>> Start
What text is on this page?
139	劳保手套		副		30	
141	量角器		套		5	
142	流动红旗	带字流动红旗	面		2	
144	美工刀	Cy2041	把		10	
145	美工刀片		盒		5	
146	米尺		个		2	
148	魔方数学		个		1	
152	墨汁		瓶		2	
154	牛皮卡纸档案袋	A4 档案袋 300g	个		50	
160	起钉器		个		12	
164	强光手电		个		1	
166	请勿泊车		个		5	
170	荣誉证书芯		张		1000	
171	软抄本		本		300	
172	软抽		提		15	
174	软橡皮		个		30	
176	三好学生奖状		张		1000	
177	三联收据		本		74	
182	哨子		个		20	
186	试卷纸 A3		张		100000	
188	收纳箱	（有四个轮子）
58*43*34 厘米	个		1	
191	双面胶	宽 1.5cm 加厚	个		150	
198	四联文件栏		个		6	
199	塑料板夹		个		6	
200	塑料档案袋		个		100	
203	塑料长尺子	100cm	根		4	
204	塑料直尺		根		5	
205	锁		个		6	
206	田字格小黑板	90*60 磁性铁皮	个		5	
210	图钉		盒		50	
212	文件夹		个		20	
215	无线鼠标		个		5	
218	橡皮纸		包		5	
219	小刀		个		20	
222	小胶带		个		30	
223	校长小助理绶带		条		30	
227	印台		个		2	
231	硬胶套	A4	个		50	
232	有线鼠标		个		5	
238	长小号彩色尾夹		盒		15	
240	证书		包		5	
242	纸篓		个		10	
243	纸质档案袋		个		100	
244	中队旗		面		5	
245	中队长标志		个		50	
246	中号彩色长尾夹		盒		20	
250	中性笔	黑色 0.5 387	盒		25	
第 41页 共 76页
>> End
▸ **WRITTEN EXERCISE**
Give an exact copy of all the data shown above.

▸ **RESULT**
What text is on this page?
139	劳保手套		副		30	
141	量角器		套		5	
142	流动红旗	带字流动红旗	面		2	
144	美工刀	Cy2041	把		10	
145	美工刀片		盒		5	
146	米尺		个		2	
148	魔方数学		个		1	
152	墨汁		瓶		2	
154	牛皮卡纸档案袋	A4 档案袋 300g	个		50	
160	起钉器		个		12	
164	强光手电		个		1	
166	请勿泊车		个		5	
170	荣誉证书芯		张		1000	
171	软抄本		本		300	
172	软抽		提		15	
174	软橡皮		个		30	
176	三好学生奖状		张		1000	
177	三联收据		本		74	
182	哨子		个		20	
186	试卷纸 A3		张		100000	
188	收纳箱	（有四个轮子）
58*43*34 厘米	个		1	
191	双面胶	宽 1.5cm 加厚	个		150	
198	四联文件栏		个		6	
199	塑料板夹		个		6	
200	塑料档案袋		个		100	
203	塑料长尺子	100cm	根		4	
204	塑料直尺		根		5	
205	锁		个		6	
206	田字格小黑板	90*60 磁性铁皮	个		5	
210	图钉		盒		50	
212	文件夹		个		20	
215	无线鼠标		个		5	
218	橡皮纸		包		5	
219	小刀		个		20	
222	小胶带		个		30	
223	校长小助理绶带		条		30	
227	印台		个		2	
231	硬胶套	A4	个		50	
232	有线鼠标		个		5	
238	长小号彩色尾夹		盒		15	
240	证书		包		5	
242	纸篓		个		10	
243	纸质档案袋		个		100	
244	中队旗		面		5	
245	中队长标志		个		50	
246	中号彩色长尾夹		盒		20	
250	中性笔	黑色 0.5 387	盒		25	
第 41页 共 76页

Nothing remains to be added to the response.